**ROWS:**
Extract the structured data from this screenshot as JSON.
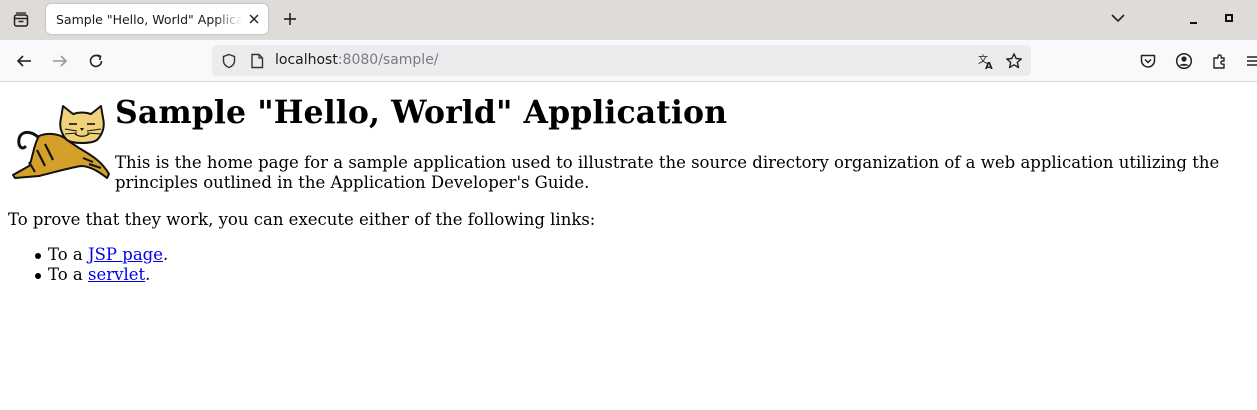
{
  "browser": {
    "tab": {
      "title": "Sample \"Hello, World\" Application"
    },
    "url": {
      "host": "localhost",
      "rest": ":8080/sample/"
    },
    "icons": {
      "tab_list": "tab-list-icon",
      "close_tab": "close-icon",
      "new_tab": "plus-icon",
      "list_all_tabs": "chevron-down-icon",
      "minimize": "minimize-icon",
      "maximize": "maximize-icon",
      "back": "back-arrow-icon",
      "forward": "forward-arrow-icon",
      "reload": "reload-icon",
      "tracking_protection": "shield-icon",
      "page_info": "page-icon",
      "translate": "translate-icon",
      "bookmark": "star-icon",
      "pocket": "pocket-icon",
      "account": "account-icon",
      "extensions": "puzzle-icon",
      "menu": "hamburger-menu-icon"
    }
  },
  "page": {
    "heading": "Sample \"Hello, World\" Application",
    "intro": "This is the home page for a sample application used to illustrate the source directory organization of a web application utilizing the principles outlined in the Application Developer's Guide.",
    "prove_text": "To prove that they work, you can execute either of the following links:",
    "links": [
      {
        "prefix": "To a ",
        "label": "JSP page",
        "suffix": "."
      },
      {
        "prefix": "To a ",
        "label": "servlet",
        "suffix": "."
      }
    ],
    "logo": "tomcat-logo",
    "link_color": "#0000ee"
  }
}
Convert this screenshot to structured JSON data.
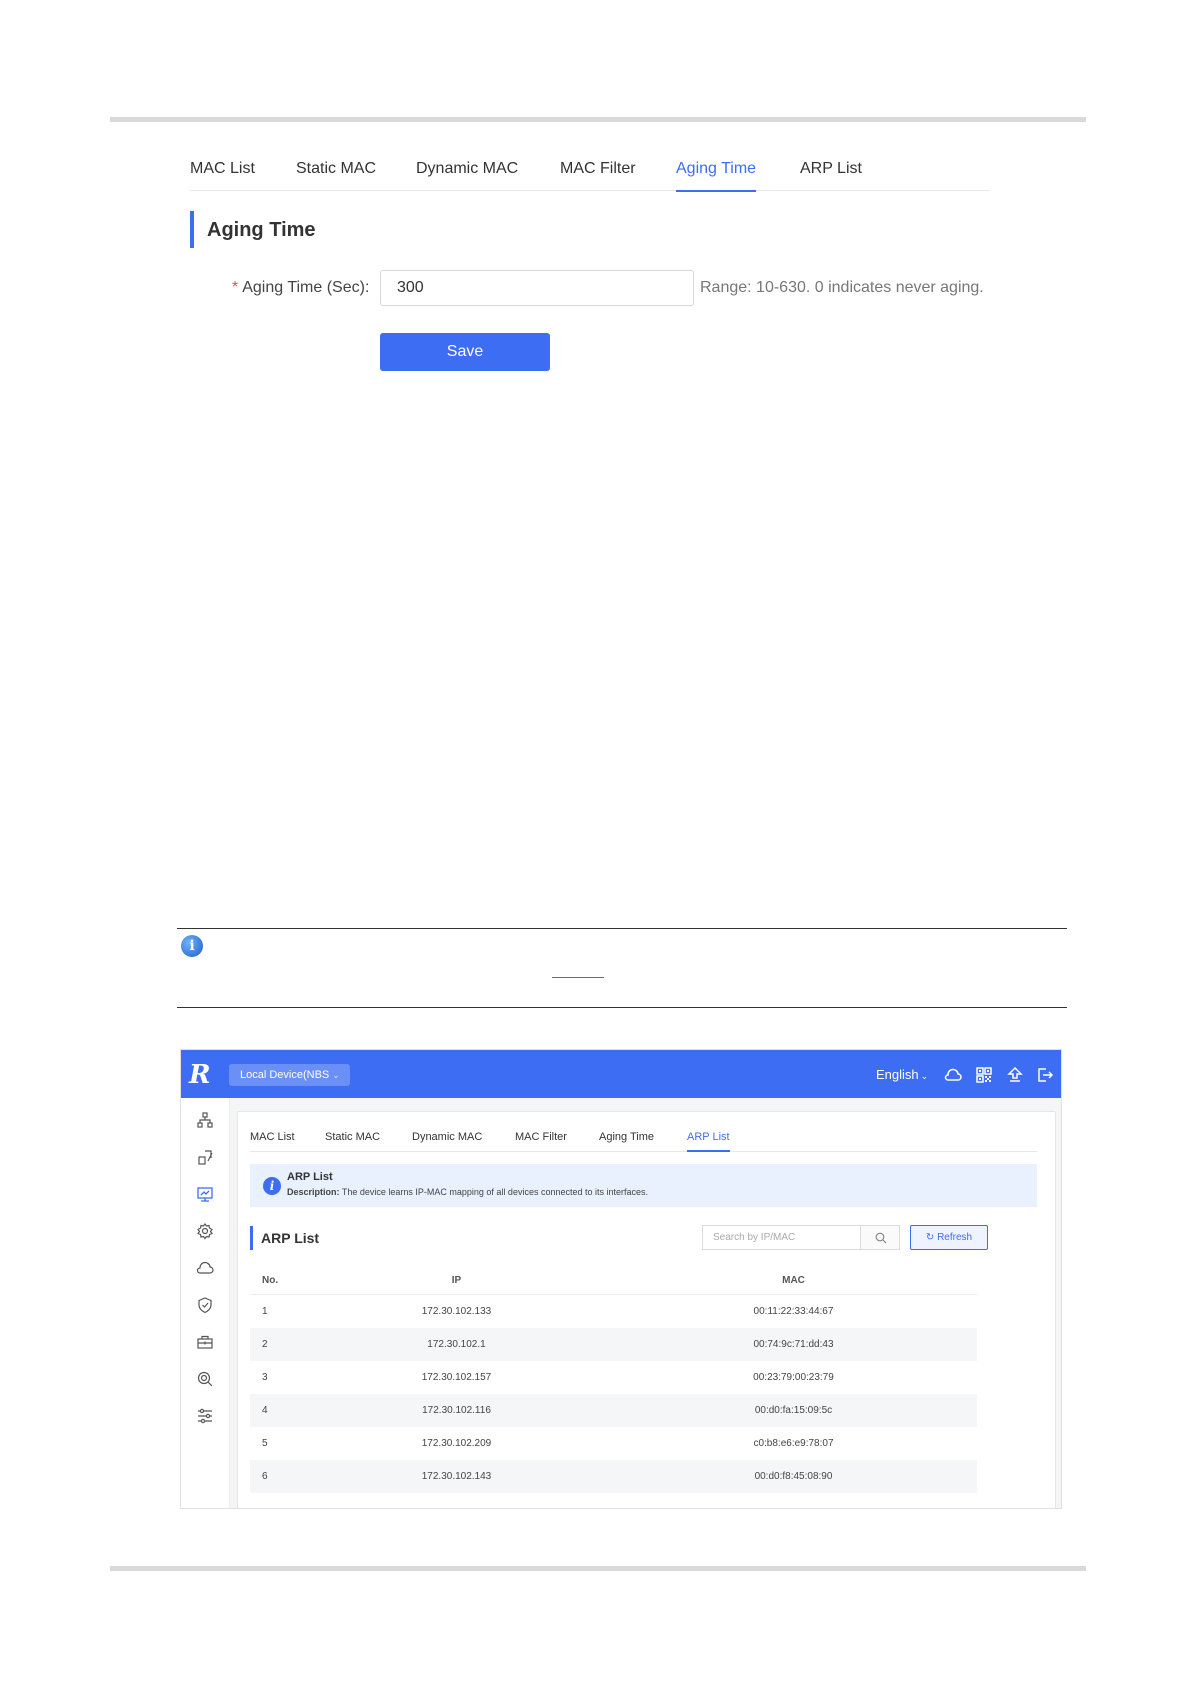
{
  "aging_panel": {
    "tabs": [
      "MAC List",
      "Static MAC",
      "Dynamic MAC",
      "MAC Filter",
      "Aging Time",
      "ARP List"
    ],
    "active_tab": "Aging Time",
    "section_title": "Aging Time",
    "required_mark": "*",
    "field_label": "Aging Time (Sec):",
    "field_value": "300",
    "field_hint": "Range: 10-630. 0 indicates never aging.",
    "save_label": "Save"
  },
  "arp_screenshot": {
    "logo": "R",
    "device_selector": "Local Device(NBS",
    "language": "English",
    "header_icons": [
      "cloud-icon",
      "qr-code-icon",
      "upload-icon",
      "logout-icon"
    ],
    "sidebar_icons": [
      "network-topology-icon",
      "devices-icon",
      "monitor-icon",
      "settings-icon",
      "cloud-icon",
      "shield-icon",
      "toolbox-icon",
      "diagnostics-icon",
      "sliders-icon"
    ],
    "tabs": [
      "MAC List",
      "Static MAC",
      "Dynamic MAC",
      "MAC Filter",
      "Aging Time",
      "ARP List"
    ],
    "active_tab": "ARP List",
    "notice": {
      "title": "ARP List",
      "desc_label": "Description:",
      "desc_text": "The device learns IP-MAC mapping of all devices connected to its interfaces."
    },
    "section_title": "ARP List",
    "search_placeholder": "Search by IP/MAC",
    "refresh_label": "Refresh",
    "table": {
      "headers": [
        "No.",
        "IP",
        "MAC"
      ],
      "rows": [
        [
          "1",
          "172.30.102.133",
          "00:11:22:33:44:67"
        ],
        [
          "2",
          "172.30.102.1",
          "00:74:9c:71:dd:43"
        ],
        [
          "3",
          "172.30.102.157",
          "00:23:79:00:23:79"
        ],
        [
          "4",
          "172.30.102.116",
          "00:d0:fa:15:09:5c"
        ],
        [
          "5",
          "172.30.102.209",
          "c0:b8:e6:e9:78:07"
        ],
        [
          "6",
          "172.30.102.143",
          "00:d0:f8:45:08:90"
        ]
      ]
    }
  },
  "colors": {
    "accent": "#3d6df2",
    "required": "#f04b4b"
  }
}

**AIM OF THE EXERCISE:** Restate each entry word for word, please, but drop any images it holds.

**ANSWER TO THE TASK:**
Extract the structured data from this screenshot as JSON.
{
  "browser": {
    "tab": {
      "title": "Sample \"Hello, World\" Application"
    },
    "url": {
      "host": "localhost",
      "rest": ":8080/sample/"
    },
    "icons": {
      "tab_list": "tab-list-icon",
      "close_tab": "close-icon",
      "new_tab": "plus-icon",
      "list_all_tabs": "chevron-down-icon",
      "minimize": "minimize-icon",
      "maximize": "maximize-icon",
      "back": "back-arrow-icon",
      "forward": "forward-arrow-icon",
      "reload": "reload-icon",
      "tracking_protection": "shield-icon",
      "page_info": "page-icon",
      "translate": "translate-icon",
      "bookmark": "star-icon",
      "pocket": "pocket-icon",
      "account": "account-icon",
      "extensions": "puzzle-icon",
      "menu": "hamburger-menu-icon"
    }
  },
  "page": {
    "heading": "Sample \"Hello, World\" Application",
    "intro": "This is the home page for a sample application used to illustrate the source directory organization of a web application utilizing the principles outlined in the Application Developer's Guide.",
    "prove_text": "To prove that they work, you can execute either of the following links:",
    "links": [
      {
        "prefix": "To a ",
        "label": "JSP page",
        "suffix": "."
      },
      {
        "prefix": "To a ",
        "label": "servlet",
        "suffix": "."
      }
    ],
    "logo": "tomcat-logo",
    "link_color": "#0000ee"
  }
}
Convert this screenshot to structured JSON data.
{
  "aging_panel": {
    "tabs": [
      "MAC List",
      "Static MAC",
      "Dynamic MAC",
      "MAC Filter",
      "Aging Time",
      "ARP List"
    ],
    "active_tab": "Aging Time",
    "section_title": "Aging Time",
    "required_mark": "*",
    "field_label": "Aging Time (Sec):",
    "field_value": "300",
    "field_hint": "Range: 10-630. 0 indicates never aging.",
    "save_label": "Save"
  },
  "arp_screenshot": {
    "logo": "R",
    "device_selector": "Local Device(NBS",
    "language": "English",
    "header_icons": [
      "cloud-icon",
      "qr-code-icon",
      "upload-icon",
      "logout-icon"
    ],
    "sidebar_icons": [
      "network-topology-icon",
      "devices-icon",
      "monitor-icon",
      "settings-icon",
      "cloud-icon",
      "shield-icon",
      "toolbox-icon",
      "diagnostics-icon",
      "sliders-icon"
    ],
    "tabs": [
      "MAC List",
      "Static MAC",
      "Dynamic MAC",
      "MAC Filter",
      "Aging Time",
      "ARP List"
    ],
    "active_tab": "ARP List",
    "notice": {
      "title": "ARP List",
      "desc_label": "Description:",
      "desc_text": "The device learns IP-MAC mapping of all devices connected to its interfaces."
    },
    "section_title": "ARP List",
    "search_placeholder": "Search by IP/MAC",
    "refresh_label": "Refresh",
    "table": {
      "headers": [
        "No.",
        "IP",
        "MAC"
      ],
      "rows": [
        [
          "1",
          "172.30.102.133",
          "00:11:22:33:44:67"
        ],
        [
          "2",
          "172.30.102.1",
          "00:74:9c:71:dd:43"
        ],
        [
          "3",
          "172.30.102.157",
          "00:23:79:00:23:79"
        ],
        [
          "4",
          "172.30.102.116",
          "00:d0:fa:15:09:5c"
        ],
        [
          "5",
          "172.30.102.209",
          "c0:b8:e6:e9:78:07"
        ],
        [
          "6",
          "172.30.102.143",
          "00:d0:f8:45:08:90"
        ]
      ]
    }
  },
  "colors": {
    "accent": "#3d6df2",
    "required": "#f04b4b"
  }
}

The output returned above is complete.